Every entry that follows should be repeated exactly; drop the images.

=== INPUT MATERIAL ===

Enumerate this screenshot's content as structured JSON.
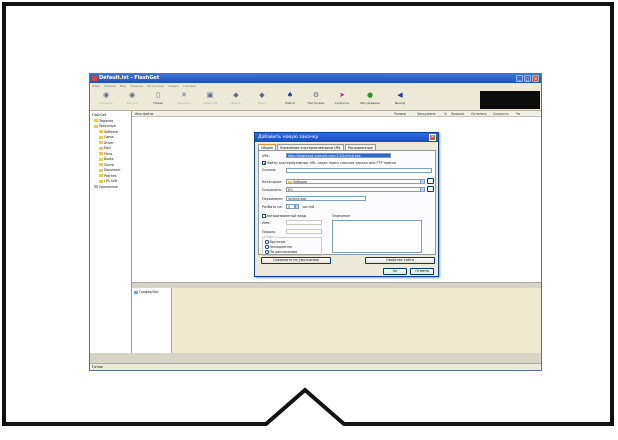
{
  "app": {
    "title": "Default.lst - FlashGet",
    "menu": [
      "Файл",
      "Правка",
      "Вид",
      "Задание",
      "Категория",
      "Сервис",
      "Справка"
    ]
  },
  "toolbar": {
    "buttons": [
      {
        "label": "Открыть",
        "icon": "open-icon"
      },
      {
        "label": "Запуск",
        "icon": "play-icon"
      },
      {
        "label": "Новая",
        "icon": "new-icon"
      },
      {
        "label": "Удалить",
        "icon": "delete-icon"
      },
      {
        "label": "Свойства",
        "icon": "properties-icon"
      },
      {
        "label": "Вверх",
        "icon": "up-icon"
      },
      {
        "label": "Вниз",
        "icon": "down-icon"
      },
      {
        "label": "Найти",
        "icon": "find-icon"
      },
      {
        "label": "Настройки",
        "icon": "settings-icon"
      },
      {
        "label": "Скорость",
        "icon": "speed-icon"
      },
      {
        "label": "Обсуждение",
        "icon": "discussion-icon"
      },
      {
        "label": "Выход",
        "icon": "exit-icon"
      }
    ]
  },
  "tree": {
    "root": "FlashGet",
    "items": [
      {
        "label": "Задания",
        "level": 1
      },
      {
        "label": "Принятые",
        "level": 1
      },
      {
        "label": "Software",
        "level": 2
      },
      {
        "label": "Game",
        "level": 2
      },
      {
        "label": "Driver",
        "level": 2
      },
      {
        "label": "Mp3",
        "level": 2
      },
      {
        "label": "Films",
        "level": 2
      },
      {
        "label": "Books",
        "level": 2
      },
      {
        "label": "Coursi",
        "level": 2
      },
      {
        "label": "Document",
        "level": 2
      },
      {
        "label": "Patches",
        "level": 2
      },
      {
        "label": "LPS Soft",
        "level": 2
      },
      {
        "label": "Удаленные",
        "level": 1
      }
    ]
  },
  "list": {
    "columns": [
      "Имя файла",
      "Размер",
      "Загружено",
      "%",
      "Прошло",
      "Осталось",
      "Скорость",
      "Ча"
    ]
  },
  "bottom": {
    "item": "График/Лог"
  },
  "status": "Готов",
  "dialog": {
    "title": "Добавить новую закачку",
    "tabs": [
      "Общее",
      "Упрвление альтернативными URL",
      "Расширенные"
    ],
    "url_label": "URL:",
    "url_value": "http://download.ulamont.com/1/1/lizhiinit.exe",
    "mirror_text": "Найти альтернативные URL через поиск списков зеркал или FTP поиска",
    "referer_label": "Ссылка:",
    "category_label": "Категория:",
    "category_value": "Software",
    "save_label": "Сохранить:",
    "save_value": "D:\\",
    "rename_label": "Переименн:",
    "rename_value": "lizhiinit.exe",
    "split_label": "Разбить на:",
    "split_value": "5",
    "split_suffix": "частей",
    "login_label": "Авторизованный вход",
    "user_label": "Имя:",
    "pass_label": "Пароль:",
    "start_label": "Старт",
    "start_options": [
      "Вручную",
      "Немедленно",
      "По расписанию"
    ],
    "desc_label": "Описание:",
    "btn_default": "Сохранить по умолчанию",
    "btn_site": "Свойства сайта",
    "btn_ok": "Ок",
    "btn_cancel": "Отмена"
  }
}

===

▶ **THE REPLY**
Enumerate this screenshot's content as structured JSON.
{
  "app": {
    "title": "Default.lst - FlashGet",
    "menu": [
      "Файл",
      "Правка",
      "Вид",
      "Задание",
      "Категория",
      "Сервис",
      "Справка"
    ]
  },
  "toolbar": {
    "buttons": [
      {
        "label": "Открыть",
        "icon": "open-icon"
      },
      {
        "label": "Запуск",
        "icon": "play-icon"
      },
      {
        "label": "Новая",
        "icon": "new-icon"
      },
      {
        "label": "Удалить",
        "icon": "delete-icon"
      },
      {
        "label": "Свойства",
        "icon": "properties-icon"
      },
      {
        "label": "Вверх",
        "icon": "up-icon"
      },
      {
        "label": "Вниз",
        "icon": "down-icon"
      },
      {
        "label": "Найти",
        "icon": "find-icon"
      },
      {
        "label": "Настройки",
        "icon": "settings-icon"
      },
      {
        "label": "Скорость",
        "icon": "speed-icon"
      },
      {
        "label": "Обсуждение",
        "icon": "discussion-icon"
      },
      {
        "label": "Выход",
        "icon": "exit-icon"
      }
    ]
  },
  "tree": {
    "root": "FlashGet",
    "items": [
      {
        "label": "Задания",
        "level": 1
      },
      {
        "label": "Принятые",
        "level": 1
      },
      {
        "label": "Software",
        "level": 2
      },
      {
        "label": "Game",
        "level": 2
      },
      {
        "label": "Driver",
        "level": 2
      },
      {
        "label": "Mp3",
        "level": 2
      },
      {
        "label": "Films",
        "level": 2
      },
      {
        "label": "Books",
        "level": 2
      },
      {
        "label": "Coursi",
        "level": 2
      },
      {
        "label": "Document",
        "level": 2
      },
      {
        "label": "Patches",
        "level": 2
      },
      {
        "label": "LPS Soft",
        "level": 2
      },
      {
        "label": "Удаленные",
        "level": 1
      }
    ]
  },
  "list": {
    "columns": [
      "Имя файла",
      "Размер",
      "Загружено",
      "%",
      "Прошло",
      "Осталось",
      "Скорость",
      "Ча"
    ]
  },
  "bottom": {
    "item": "График/Лог"
  },
  "status": "Готов",
  "dialog": {
    "title": "Добавить новую закачку",
    "tabs": [
      "Общее",
      "Упрвление альтернативными URL",
      "Расширенные"
    ],
    "url_label": "URL:",
    "url_value": "http://download.ulamont.com/1/1/lizhiinit.exe",
    "mirror_text": "Найти альтернативные URL через поиск списков зеркал или FTP поиска",
    "referer_label": "Ссылка:",
    "category_label": "Категория:",
    "category_value": "Software",
    "save_label": "Сохранить:",
    "save_value": "D:\\",
    "rename_label": "Переименн:",
    "rename_value": "lizhiinit.exe",
    "split_label": "Разбить на:",
    "split_value": "5",
    "split_suffix": "частей",
    "login_label": "Авторизованный вход",
    "user_label": "Имя:",
    "pass_label": "Пароль:",
    "start_label": "Старт",
    "start_options": [
      "Вручную",
      "Немедленно",
      "По расписанию"
    ],
    "desc_label": "Описание:",
    "btn_default": "Сохранить по умолчанию",
    "btn_site": "Свойства сайта",
    "btn_ok": "Ок",
    "btn_cancel": "Отмена"
  }
}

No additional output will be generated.